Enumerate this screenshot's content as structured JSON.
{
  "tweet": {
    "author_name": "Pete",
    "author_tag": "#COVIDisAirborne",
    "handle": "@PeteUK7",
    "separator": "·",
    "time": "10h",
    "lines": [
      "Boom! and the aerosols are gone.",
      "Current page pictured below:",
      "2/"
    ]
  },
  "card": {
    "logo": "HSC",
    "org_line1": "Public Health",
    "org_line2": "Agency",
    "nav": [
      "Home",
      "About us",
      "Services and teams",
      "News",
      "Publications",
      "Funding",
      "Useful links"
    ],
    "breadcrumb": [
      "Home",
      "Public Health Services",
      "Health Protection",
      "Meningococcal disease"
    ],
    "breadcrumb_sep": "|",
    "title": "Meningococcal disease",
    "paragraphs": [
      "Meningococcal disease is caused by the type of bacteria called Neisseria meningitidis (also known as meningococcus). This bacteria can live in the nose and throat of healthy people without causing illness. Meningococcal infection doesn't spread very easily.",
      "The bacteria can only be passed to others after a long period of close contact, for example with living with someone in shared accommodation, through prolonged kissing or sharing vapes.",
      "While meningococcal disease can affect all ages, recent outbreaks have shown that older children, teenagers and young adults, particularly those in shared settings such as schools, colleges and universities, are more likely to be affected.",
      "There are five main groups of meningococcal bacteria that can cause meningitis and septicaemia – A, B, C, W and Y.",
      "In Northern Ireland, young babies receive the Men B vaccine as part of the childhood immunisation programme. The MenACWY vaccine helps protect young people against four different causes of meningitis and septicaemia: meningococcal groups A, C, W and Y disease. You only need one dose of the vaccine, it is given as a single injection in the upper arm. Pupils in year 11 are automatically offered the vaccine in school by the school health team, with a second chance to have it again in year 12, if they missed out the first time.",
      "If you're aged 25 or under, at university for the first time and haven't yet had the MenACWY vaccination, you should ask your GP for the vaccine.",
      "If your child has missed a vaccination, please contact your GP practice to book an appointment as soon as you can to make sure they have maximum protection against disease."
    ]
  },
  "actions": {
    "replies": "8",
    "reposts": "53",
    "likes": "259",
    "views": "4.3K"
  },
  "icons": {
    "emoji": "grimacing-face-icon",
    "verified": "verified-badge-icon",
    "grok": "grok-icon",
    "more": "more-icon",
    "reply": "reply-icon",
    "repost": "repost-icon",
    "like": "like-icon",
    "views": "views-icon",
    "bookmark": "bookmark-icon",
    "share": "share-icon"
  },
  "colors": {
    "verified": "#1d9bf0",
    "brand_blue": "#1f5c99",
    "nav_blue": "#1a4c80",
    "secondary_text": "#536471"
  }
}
● ● ● ● ● ● ●
* Your instructions
Retype the data exactly as given.

* Output for this task
Enumerate this screenshot's content as structured JSON.
{
  "tweet": {
    "author_name": "Pete",
    "author_tag": "#COVIDisAirborne",
    "handle": "@PeteUK7",
    "separator": "·",
    "time": "10h",
    "lines": [
      "Boom! and the aerosols are gone.",
      "Current page pictured below:",
      "2/"
    ]
  },
  "card": {
    "logo": "HSC",
    "org_line1": "Public Health",
    "org_line2": "Agency",
    "nav": [
      "Home",
      "About us",
      "Services and teams",
      "News",
      "Publications",
      "Funding",
      "Useful links"
    ],
    "breadcrumb": [
      "Home",
      "Public Health Services",
      "Health Protection",
      "Meningococcal disease"
    ],
    "breadcrumb_sep": "|",
    "title": "Meningococcal disease",
    "paragraphs": [
      "Meningococcal disease is caused by the type of bacteria called Neisseria meningitidis (also known as meningococcus). This bacteria can live in the nose and throat of healthy people without causing illness. Meningococcal infection doesn't spread very easily.",
      "The bacteria can only be passed to others after a long period of close contact, for example with living with someone in shared accommodation, through prolonged kissing or sharing vapes.",
      "While meningococcal disease can affect all ages, recent outbreaks have shown that older children, teenagers and young adults, particularly those in shared settings such as schools, colleges and universities, are more likely to be affected.",
      "There are five main groups of meningococcal bacteria that can cause meningitis and septicaemia – A, B, C, W and Y.",
      "In Northern Ireland, young babies receive the Men B vaccine as part of the childhood immunisation programme. The MenACWY vaccine helps protect young people against four different causes of meningitis and septicaemia: meningococcal groups A, C, W and Y disease. You only need one dose of the vaccine, it is given as a single injection in the upper arm. Pupils in year 11 are automatically offered the vaccine in school by the school health team, with a second chance to have it again in year 12, if they missed out the first time.",
      "If you're aged 25 or under, at university for the first time and haven't yet had the MenACWY vaccination, you should ask your GP for the vaccine.",
      "If your child has missed a vaccination, please contact your GP practice to book an appointment as soon as you can to make sure they have maximum protection against disease."
    ]
  },
  "actions": {
    "replies": "8",
    "reposts": "53",
    "likes": "259",
    "views": "4.3K"
  },
  "icons": {
    "emoji": "grimacing-face-icon",
    "verified": "verified-badge-icon",
    "grok": "grok-icon",
    "more": "more-icon",
    "reply": "reply-icon",
    "repost": "repost-icon",
    "like": "like-icon",
    "views": "views-icon",
    "bookmark": "bookmark-icon",
    "share": "share-icon"
  },
  "colors": {
    "verified": "#1d9bf0",
    "brand_blue": "#1f5c99",
    "nav_blue": "#1a4c80",
    "secondary_text": "#536471"
  }
}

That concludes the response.